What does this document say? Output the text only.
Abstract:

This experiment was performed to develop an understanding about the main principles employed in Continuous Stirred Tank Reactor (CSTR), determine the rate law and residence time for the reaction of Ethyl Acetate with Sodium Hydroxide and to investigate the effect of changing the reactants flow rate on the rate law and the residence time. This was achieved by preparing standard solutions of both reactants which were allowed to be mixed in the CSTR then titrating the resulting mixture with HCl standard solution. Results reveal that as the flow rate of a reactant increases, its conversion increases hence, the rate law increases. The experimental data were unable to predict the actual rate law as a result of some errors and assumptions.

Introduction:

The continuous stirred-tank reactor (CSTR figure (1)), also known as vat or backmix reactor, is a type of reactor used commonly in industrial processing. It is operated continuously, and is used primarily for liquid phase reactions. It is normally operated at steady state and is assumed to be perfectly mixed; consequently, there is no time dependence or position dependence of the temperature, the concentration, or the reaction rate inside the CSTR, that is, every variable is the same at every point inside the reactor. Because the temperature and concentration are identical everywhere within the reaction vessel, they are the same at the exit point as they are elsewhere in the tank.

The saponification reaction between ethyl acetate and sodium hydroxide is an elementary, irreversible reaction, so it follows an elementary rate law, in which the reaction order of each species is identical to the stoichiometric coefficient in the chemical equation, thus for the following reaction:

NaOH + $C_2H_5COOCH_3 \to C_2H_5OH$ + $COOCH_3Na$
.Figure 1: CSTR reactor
##########
▶ WHAT YOU WILL DO:
Return all of the entries exactly as written.

▶ EXPECTED ANSWER:
What does this document say? Output the text only.
Abstract:

This experiment was performed to develop an understanding about the main principles employed in Continuous Stirred Tank Reactor (CSTR), determine the rate law and residence time for the reaction of Ethyl Acetate with Sodium Hydroxide and to investigate the effect of changing the reactants flow rate on the rate law and the residence time. This was achieved by preparing standard solutions of both reactants which were allowed to be mixed in the CSTR then titrating the resulting mixture with HCl standard solution. Results reveal that as the flow rate of a reactant increases, its conversion increases hence, the rate law increases. The experimental data were unable to predict the actual rate law as a result of some errors and assumptions.

Introduction:

The continuous stirred-tank reactor (CSTR figure (1)), also known as vat or backmix reactor, is a type of reactor used commonly in industrial processing. It is operated continuously, and is used primarily for liquid phase reactions. It is normally operated at steady state and is assumed to be perfectly mixed; consequently, there is no time dependence or position dependence of the temperature, the concentration, or the reaction rate inside the CSTR, that is, every variable is the same at every point inside the reactor. Because the temperature and concentration are identical everywhere within the reaction vessel, they are the same at the exit point as they are elsewhere in the tank.

The saponification reaction between ethyl acetate and sodium hydroxide is an elementary, irreversible reaction, so it follows an elementary rate law, in which the reaction order of each species is identical to the stoichiometric coefficient in the chemical equation, thus for the following reaction:

NaOH + $C_2H_5COOCH_3 \to C_2H_5OH$ + $COOCH_3Na$
.Figure 1: CSTR reactor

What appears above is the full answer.